Data rows:
▬▬▬
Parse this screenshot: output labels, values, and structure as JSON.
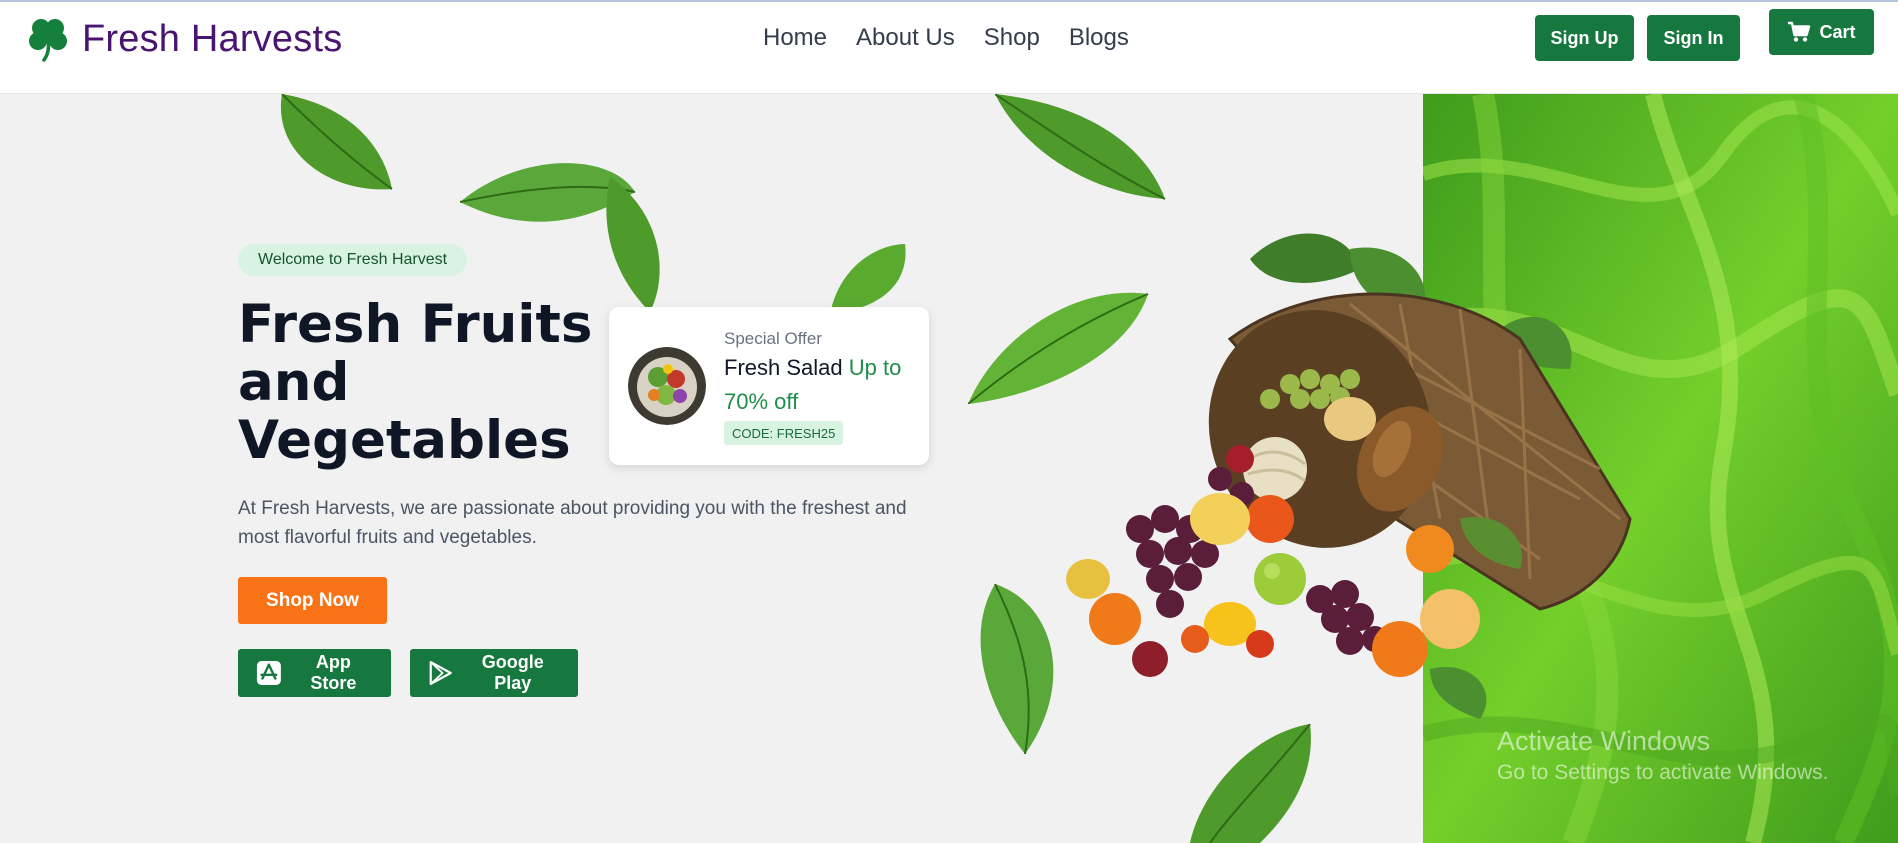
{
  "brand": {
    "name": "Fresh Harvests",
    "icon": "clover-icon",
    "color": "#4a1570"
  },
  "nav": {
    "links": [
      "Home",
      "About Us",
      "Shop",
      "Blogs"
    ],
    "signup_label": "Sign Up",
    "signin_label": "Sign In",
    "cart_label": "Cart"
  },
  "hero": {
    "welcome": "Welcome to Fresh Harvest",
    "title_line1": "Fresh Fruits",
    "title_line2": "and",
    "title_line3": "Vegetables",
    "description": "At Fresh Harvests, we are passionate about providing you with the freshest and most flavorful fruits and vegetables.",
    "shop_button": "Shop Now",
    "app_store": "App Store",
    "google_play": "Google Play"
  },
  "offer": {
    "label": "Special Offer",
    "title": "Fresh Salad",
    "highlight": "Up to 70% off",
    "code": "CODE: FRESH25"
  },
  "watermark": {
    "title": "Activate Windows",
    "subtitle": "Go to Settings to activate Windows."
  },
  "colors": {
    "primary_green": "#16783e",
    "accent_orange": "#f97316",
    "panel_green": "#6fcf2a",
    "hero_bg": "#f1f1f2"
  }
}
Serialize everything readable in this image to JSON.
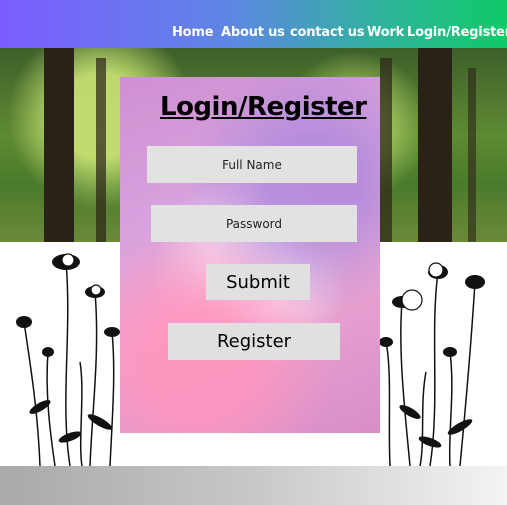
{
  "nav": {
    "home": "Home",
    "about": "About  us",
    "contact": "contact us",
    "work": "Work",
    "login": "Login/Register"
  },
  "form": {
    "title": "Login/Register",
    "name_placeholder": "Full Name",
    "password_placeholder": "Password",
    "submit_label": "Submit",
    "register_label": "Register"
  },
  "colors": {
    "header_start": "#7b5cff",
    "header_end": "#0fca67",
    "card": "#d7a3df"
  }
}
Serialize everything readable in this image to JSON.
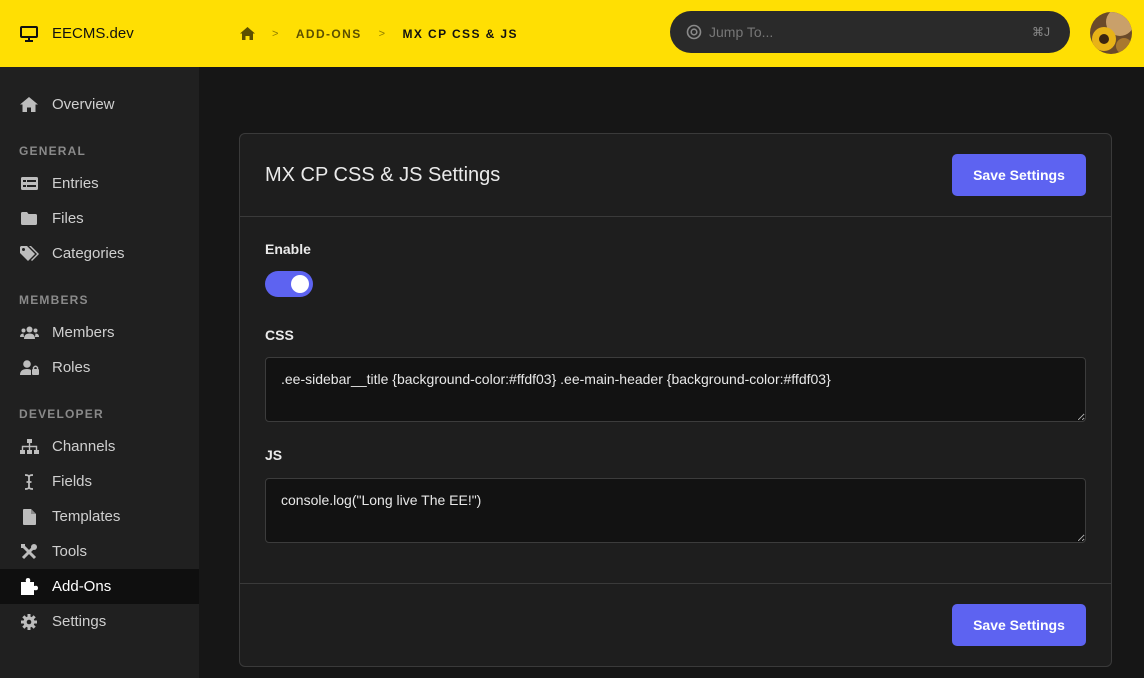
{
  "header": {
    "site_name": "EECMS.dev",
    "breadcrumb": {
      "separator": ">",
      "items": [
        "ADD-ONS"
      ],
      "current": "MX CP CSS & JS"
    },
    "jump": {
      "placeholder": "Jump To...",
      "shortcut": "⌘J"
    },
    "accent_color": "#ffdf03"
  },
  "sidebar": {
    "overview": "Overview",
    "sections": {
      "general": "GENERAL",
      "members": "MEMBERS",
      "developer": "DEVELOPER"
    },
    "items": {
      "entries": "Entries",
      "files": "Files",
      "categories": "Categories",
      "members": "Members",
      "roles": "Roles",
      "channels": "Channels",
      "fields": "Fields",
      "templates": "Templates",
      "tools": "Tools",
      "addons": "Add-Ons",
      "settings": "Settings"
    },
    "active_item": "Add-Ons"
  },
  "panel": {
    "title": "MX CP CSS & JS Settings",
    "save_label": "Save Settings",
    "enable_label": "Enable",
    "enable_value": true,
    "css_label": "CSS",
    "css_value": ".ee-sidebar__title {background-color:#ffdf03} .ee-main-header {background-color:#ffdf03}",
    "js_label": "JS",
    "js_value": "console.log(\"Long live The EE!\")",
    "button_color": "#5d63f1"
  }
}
▬▬▬
Set exercise:
Give every record again exactly, apart from the pictures, which stay out.

Result for this task:
Parse this screenshot: output labels, values, and structure as JSON.
{
  "brand": {
    "name": "Fresh Harvests",
    "icon": "clover-icon",
    "color": "#4a1570"
  },
  "nav": {
    "links": [
      "Home",
      "About Us",
      "Shop",
      "Blogs"
    ],
    "signup_label": "Sign Up",
    "signin_label": "Sign In",
    "cart_label": "Cart"
  },
  "hero": {
    "welcome": "Welcome to Fresh Harvest",
    "title_line1": "Fresh Fruits",
    "title_line2": "and",
    "title_line3": "Vegetables",
    "description": "At Fresh Harvests, we are passionate about providing you with the freshest and most flavorful fruits and vegetables.",
    "shop_button": "Shop Now",
    "app_store": "App Store",
    "google_play": "Google Play"
  },
  "offer": {
    "label": "Special Offer",
    "title": "Fresh Salad",
    "highlight": "Up to 70% off",
    "code": "CODE: FRESH25"
  },
  "watermark": {
    "title": "Activate Windows",
    "subtitle": "Go to Settings to activate Windows."
  },
  "colors": {
    "primary_green": "#16783e",
    "accent_orange": "#f97316",
    "panel_green": "#6fcf2a",
    "hero_bg": "#f1f1f2"
  }
}
Serialize everything readable in this image to JSON.
{
  "nav": {
    "home": "Home",
    "about": "About  us",
    "contact": "contact us",
    "work": "Work",
    "login": "Login/Register"
  },
  "form": {
    "title": "Login/Register",
    "name_placeholder": "Full Name",
    "password_placeholder": "Password",
    "submit_label": "Submit",
    "register_label": "Register"
  },
  "colors": {
    "header_start": "#7b5cff",
    "header_end": "#0fca67",
    "card": "#d7a3df"
  }
}
Serialize everything readable in this image to JSON.
{
  "header": {
    "site_name": "EECMS.dev",
    "breadcrumb": {
      "separator": ">",
      "items": [
        "ADD-ONS"
      ],
      "current": "MX CP CSS & JS"
    },
    "jump": {
      "placeholder": "Jump To...",
      "shortcut": "⌘J"
    },
    "accent_color": "#ffdf03"
  },
  "sidebar": {
    "overview": "Overview",
    "sections": {
      "general": "GENERAL",
      "members": "MEMBERS",
      "developer": "DEVELOPER"
    },
    "items": {
      "entries": "Entries",
      "files": "Files",
      "categories": "Categories",
      "members": "Members",
      "roles": "Roles",
      "channels": "Channels",
      "fields": "Fields",
      "templates": "Templates",
      "tools": "Tools",
      "addons": "Add-Ons",
      "settings": "Settings"
    },
    "active_item": "Add-Ons"
  },
  "panel": {
    "title": "MX CP CSS & JS Settings",
    "save_label": "Save Settings",
    "enable_label": "Enable",
    "enable_value": true,
    "css_label": "CSS",
    "css_value": ".ee-sidebar__title {background-color:#ffdf03} .ee-main-header {background-color:#ffdf03}",
    "js_label": "JS",
    "js_value": "console.log(\"Long live The EE!\")",
    "button_color": "#5d63f1"
  }
}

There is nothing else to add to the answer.